• _DOCUMENT PASSAGE_

In Sheehy's The Silent Passage, menopausal women are incapacitated or at least severely derailed by insomnia, loss of libido, hot flashes and depression. At one point Sheehy pauses to ask, "Are we getting all worked up over something that is, in fact, quite normal and has been experienced since time immemorial?" Well, yes -- Japanese women, for example, don't even have a word for "hot flash" -- but never mind. Menopause is a swamp of pathology, in Sheehy's view, curable with a positive attitude and, in appropriate cases, a lifetime supply of Premarin.

No such feel-good stuff for Greer, the former celebrator of liberated sexuality who has grown up to be an avenging angel of radical feminism. Forget sex, she says, especially with those "fat, beefy, beery, smelly" middle-aged men. Forget artificial hormones too, since they are marketed by evil, male- dominated multinational corporations. The only point of agreement between Sheehy and Greer is that menopause is a soul-shattering change, a passage to a new life -- in Sheehy's more upbeat view, a stern confrontation with death; in Greer's scheme, a time to put aside worldly things (coffee and tea as well as sex) and take up witchcraft or, depending on one's tastes, religion.

• _REQUIRED ACTION_
Decide whether each statement below agrees with the passage about menopause above, giving yes or no and quoting the deciding words. (a) Greer endorses artificial hormones. (b) Japanese women lack a word for "hot flash." (c) Sheehy and Greer agree that menopause is a soul-shattering change.

• _EXERCISE DATA_
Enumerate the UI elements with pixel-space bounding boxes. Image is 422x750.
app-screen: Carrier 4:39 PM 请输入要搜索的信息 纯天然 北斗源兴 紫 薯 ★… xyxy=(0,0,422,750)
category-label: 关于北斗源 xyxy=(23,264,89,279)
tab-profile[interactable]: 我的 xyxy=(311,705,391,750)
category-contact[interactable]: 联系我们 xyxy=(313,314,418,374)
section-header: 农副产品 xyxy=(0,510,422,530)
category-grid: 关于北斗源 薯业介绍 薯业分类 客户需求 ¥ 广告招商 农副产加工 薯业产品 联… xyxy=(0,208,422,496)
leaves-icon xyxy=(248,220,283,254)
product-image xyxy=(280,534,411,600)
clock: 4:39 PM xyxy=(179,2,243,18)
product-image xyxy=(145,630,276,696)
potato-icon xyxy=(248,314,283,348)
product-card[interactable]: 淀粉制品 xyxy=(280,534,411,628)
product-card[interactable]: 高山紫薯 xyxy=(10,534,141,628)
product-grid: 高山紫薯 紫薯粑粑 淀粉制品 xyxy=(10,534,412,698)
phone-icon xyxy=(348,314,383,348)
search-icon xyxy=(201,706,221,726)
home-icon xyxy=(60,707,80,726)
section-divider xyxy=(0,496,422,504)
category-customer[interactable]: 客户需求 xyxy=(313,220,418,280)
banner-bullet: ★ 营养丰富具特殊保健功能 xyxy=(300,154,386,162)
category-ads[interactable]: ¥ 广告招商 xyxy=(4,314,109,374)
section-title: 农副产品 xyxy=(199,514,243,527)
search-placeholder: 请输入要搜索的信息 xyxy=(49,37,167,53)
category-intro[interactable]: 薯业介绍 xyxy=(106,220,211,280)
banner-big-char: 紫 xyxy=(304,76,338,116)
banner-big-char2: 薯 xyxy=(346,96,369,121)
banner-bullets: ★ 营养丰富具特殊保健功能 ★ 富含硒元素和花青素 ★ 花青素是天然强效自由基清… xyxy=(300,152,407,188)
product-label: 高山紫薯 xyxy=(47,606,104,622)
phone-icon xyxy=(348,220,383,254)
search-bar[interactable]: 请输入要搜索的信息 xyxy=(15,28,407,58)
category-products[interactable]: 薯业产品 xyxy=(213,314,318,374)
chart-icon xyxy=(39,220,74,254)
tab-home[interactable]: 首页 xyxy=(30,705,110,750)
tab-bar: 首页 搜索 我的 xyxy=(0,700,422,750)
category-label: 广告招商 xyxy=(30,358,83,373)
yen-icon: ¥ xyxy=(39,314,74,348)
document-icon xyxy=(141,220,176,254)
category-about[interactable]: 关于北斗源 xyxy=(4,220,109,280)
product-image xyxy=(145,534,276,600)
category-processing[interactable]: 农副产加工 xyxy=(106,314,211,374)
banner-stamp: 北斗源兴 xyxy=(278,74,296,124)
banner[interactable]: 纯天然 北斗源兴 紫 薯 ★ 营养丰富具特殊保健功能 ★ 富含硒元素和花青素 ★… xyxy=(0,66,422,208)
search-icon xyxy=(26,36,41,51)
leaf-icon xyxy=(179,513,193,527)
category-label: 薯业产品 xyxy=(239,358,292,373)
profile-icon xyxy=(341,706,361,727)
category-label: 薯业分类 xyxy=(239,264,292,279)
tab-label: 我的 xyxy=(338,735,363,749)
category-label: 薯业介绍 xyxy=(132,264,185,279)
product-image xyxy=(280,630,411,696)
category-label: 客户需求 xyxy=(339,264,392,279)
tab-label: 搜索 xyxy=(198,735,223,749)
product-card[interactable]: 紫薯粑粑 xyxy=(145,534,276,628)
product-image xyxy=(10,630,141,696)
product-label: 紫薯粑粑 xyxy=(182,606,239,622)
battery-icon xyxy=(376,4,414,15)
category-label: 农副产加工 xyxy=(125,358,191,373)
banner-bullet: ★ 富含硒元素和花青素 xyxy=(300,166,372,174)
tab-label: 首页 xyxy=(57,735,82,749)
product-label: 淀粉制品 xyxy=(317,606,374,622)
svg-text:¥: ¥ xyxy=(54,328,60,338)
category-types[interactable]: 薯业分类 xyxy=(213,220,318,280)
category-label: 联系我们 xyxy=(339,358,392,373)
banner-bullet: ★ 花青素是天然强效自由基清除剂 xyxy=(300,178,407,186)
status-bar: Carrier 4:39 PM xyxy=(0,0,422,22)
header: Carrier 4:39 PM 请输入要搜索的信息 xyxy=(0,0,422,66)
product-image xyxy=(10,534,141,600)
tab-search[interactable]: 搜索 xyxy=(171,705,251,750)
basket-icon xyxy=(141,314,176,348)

• _REPLY TO THE EXERCISE_
(a) No: "Forget artificial hormones too"
(b) Yes: "Japanese women, for example, don't even have a word for "hot flash""
(c) Yes: "The only point of agreement between Sheehy and Greer is that menopause is a soul-shattering change"